Work instructions:
1) List every geographic place named in the hurricane post below.
2) Write the next part of the hurricane post below, picking up right after its last sentence.

Supplied passage:

Hurricanes Remind Me of Two Great Truths About God

Posted on September 27, 2017 in Theology by

Hurricane Irma

Hurricane Irma

Hurricanes Harvey and Irma brought unprecedented devastation to the United States. Just weeks after hurricane Harvey brought more than 40 inches of rain to Houston, flooding the city and displacing hundreds of thousands of texans. Hurricane Irma, the strongest storm ever measured in the Atlantic Ocean carved out a path of destruction in Florida hard to imagine.

In the wake of these two great storms is death, destruction, floods, and lives that will never be the same. But if you were watching closely, and paying attention, you saw two immutable facts about God on display during these storms.

As I scrolled social media and my news feed perusing articles from across the country reporting on the devastating effects of these hurricanes, one thing continued to catch my eye. People, sharing the details of their encounter with nature’s fury before, during and after their tangle with the hurricanes included God in their thoughts.

People sharing their stories on social media included phrases like “God help us,” and “pray for us.” One official statement from a caribbean nation in the path of Irma ended with the phrase “May God protect us all.” It seemed that my eyes could not help but notice the references to God in story after story.

One atheist on the island of St. Martin, directly in the path of Irma, asked his social media friends to pray for all the people he was with. He was genuinely afraid of what would happen and he wanted others to petition God on their behalf for safety. And the “prayers” of atheists rolled in to let him know people were thinking of him.

But wait a minute, if I’m an atheist, and I do not believe that God exists, why would I ask people to pray to God? Is it really any help at all to petition a deity that does’nt exist? Why not ask people to pray to the sun, or better still, pray to the ocean to stop being so angry. These would make more sense than an atheist asking people to pray to God. Unless of course, there’s no such thing as an atheist.

God exists.

God is in control.

Many will use this time to ask “if God exists, where was He during the storm?” They will These people will remind everyone that will listen that an all-powerful, benevolent God did exist, surely He would have stopped the storm. But the issue really isn’t whether God exists. The issue they are really grappling with is whether God is good, and whether He is omniscient.

For example, the “friendly atheist, Hemant Mehta, criticized people for giving thanks to God as Irma left without doing as much damage as originally thought she would do:

“People are thanking God that Irma isn’t doing as much damage as was predicted… but it doesn’t seem to cross their minds that, according to their own beliefs, God created the hurricane and led it down its path of destruction. God could’ve not done that. God could’ve blown the hurricane away from all those places inhabited by people. But He didn’t. That won’t stop some people from giving God all the credit in the world.”

Records supplied:
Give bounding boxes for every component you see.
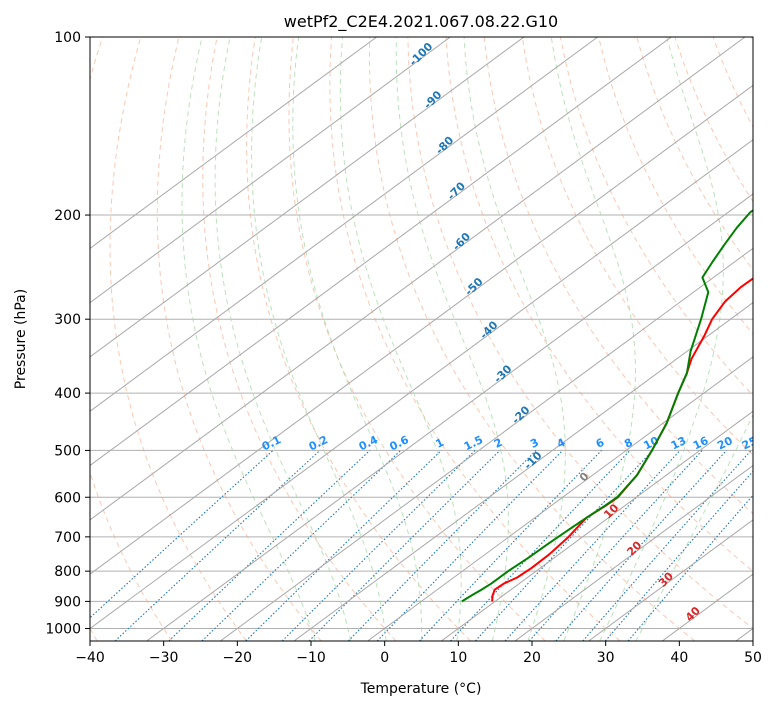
y-tick-label: 400 — [54, 386, 81, 402]
y-tick-label: 200 — [54, 208, 81, 224]
plot-frame — [89, 36, 754, 642]
dry-adiabat-line — [156, 37, 322, 641]
moist-adiabat-line — [292, 37, 423, 641]
x-tick-label: 20 — [523, 650, 541, 666]
isotherm-line — [90, 139, 753, 630]
y-axis-label: Pressure (hPa) — [13, 289, 29, 389]
y-tick-label: 700 — [54, 530, 81, 546]
isotherm-line — [90, 37, 598, 412]
isotherm-line — [146, 193, 753, 641]
mixing-ratio-line — [90, 450, 274, 619]
mixing-ratio-label: 20 — [715, 434, 735, 453]
isotherm-line — [90, 84, 753, 575]
dry-adiabat-line — [109, 37, 247, 641]
isotherm-line — [90, 37, 451, 304]
x-tick-label: 0 — [380, 650, 389, 666]
isotherm-line — [220, 247, 753, 641]
x-tick-label: −20 — [223, 650, 253, 666]
dry-adiabat-line — [407, 37, 753, 630]
isotherm-line — [90, 37, 746, 521]
mixing-ratio-line — [504, 450, 681, 641]
temperature-profile-line — [491, 277, 753, 602]
y-tick-label: 800 — [54, 564, 81, 580]
isotherm-line — [441, 410, 753, 641]
dry-adiabat-line — [445, 37, 753, 572]
x-axis-label: Temperature (°C) — [360, 681, 482, 697]
x-tick-label: 10 — [449, 650, 467, 666]
isotherm-line — [90, 37, 377, 249]
x-tick-label: 50 — [744, 650, 762, 666]
plot-area: 0.10.20.40.611.52346810131620253036-100-… — [90, 37, 759, 641]
x-tick-label: 30 — [597, 650, 615, 666]
isotherm-lines — [90, 37, 753, 641]
moist-adiabat-line — [214, 37, 352, 641]
mixing-ratio-label: 10 — [642, 434, 662, 453]
x-tick-label: −10 — [296, 650, 326, 666]
y-tick-label: 500 — [54, 443, 81, 459]
mixing-ratio-line — [450, 450, 631, 641]
x-tick-label: −30 — [149, 650, 179, 666]
y-tick-label: 100 — [54, 30, 81, 46]
mixing-ratio-line — [308, 450, 501, 641]
moist-adiabat-line — [599, 37, 724, 641]
moist-adiabat-line — [395, 37, 509, 641]
dewpoint-profile-line — [461, 209, 753, 603]
mixing-ratio-label: 16 — [691, 434, 711, 453]
x-tick-label: −40 — [75, 650, 105, 666]
mixing-ratio-line — [582, 450, 752, 641]
dry-adiabat-line — [288, 37, 546, 641]
x-tick-label: 40 — [670, 650, 688, 666]
mixing-ratio-line — [168, 450, 371, 641]
y-tick-label: 1000 — [45, 621, 81, 637]
moist-adiabat-line — [251, 37, 387, 641]
x-axis: −40 −30 −20 −10 0 10 20 30 40 50 — [75, 641, 762, 666]
isotherm-line — [367, 356, 753, 641]
y-tick-label: 900 — [54, 594, 81, 610]
moist-adiabat-line — [339, 37, 462, 641]
mixing-ratio-line — [555, 450, 727, 641]
isotherm-line — [588, 519, 753, 641]
dry-adiabat-line — [90, 37, 173, 641]
mixing-ratio-label: 25 — [740, 434, 759, 452]
isotherm-line — [514, 464, 753, 641]
y-tick-label: 600 — [54, 490, 81, 506]
chart-title: wetPf2_C2E4.2021.067.08.22.G10 — [284, 12, 558, 32]
dry-adiabat-line — [246, 37, 471, 641]
mixing-ratio-line — [419, 450, 602, 641]
moist-adiabat-line — [463, 37, 566, 641]
isotherm-line — [90, 37, 525, 358]
moist-adiabat-line — [635, 413, 753, 641]
y-axis: 100 200 300 400 500 600 700 800 900 1000 — [45, 30, 90, 637]
mixing-ratio-line — [604, 470, 753, 641]
mixing-ratio-label: 13 — [669, 434, 688, 452]
moist-adiabats — [181, 37, 753, 641]
mixing-ratio-line — [347, 450, 537, 641]
isotherm-line — [90, 37, 672, 467]
mixing-ratio-line — [245, 450, 442, 641]
y-tick-label: 300 — [54, 312, 81, 328]
sounding-series — [461, 209, 753, 603]
mixing-ratio-line — [201, 450, 402, 641]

Outputs in order:
1) United States, Houston, Atlantic Ocean, Florida, St. Martin

2)
According to his worldview, a loving, benevolent God would never have let Irma make landfall in the first place. Even though it could have been worse, and done far more damage, this atheist could never concede that prayers might have actually moved God to reduce the force of the hurricane so the damage would be less. But that’s because he doesn’t understand God, His sovereignty, sin, and the curse on creation. What I find most interesting is the way in which Mehta speaks of God. He talks as if God is a real deity that could actually control the hurricane. But why would an atheist talk in such a way? Why give any credit to God at all? Why entertain the notion that God exists, let alone could do anything about the storm?

Consider a couple of the verses that indicate God is in full authority over all that takes place on the earth, even nature:

“His way is in whirlwind and storm, and the clouds are the dust of his feet” (Nahum 1:3).

“He loads the thick cloud with moisture; the clouds scatter His lightning. They turn around and around by His guidance, to accomplish all that He commands them on the face of the habitable world. Whether for correction or for His land or for love, He causes it to happen.“ (Job 37:11-13)
You can read other verses such as: Psalm 104; Psalm 147:8-9,14-18; 148:1-12; Job 9:5-10; 26:7-14; 37:2-24; 38:8-41; Jeremiah 10:12-13; 14:22; Amos 4:7; and Mark 4:39-41.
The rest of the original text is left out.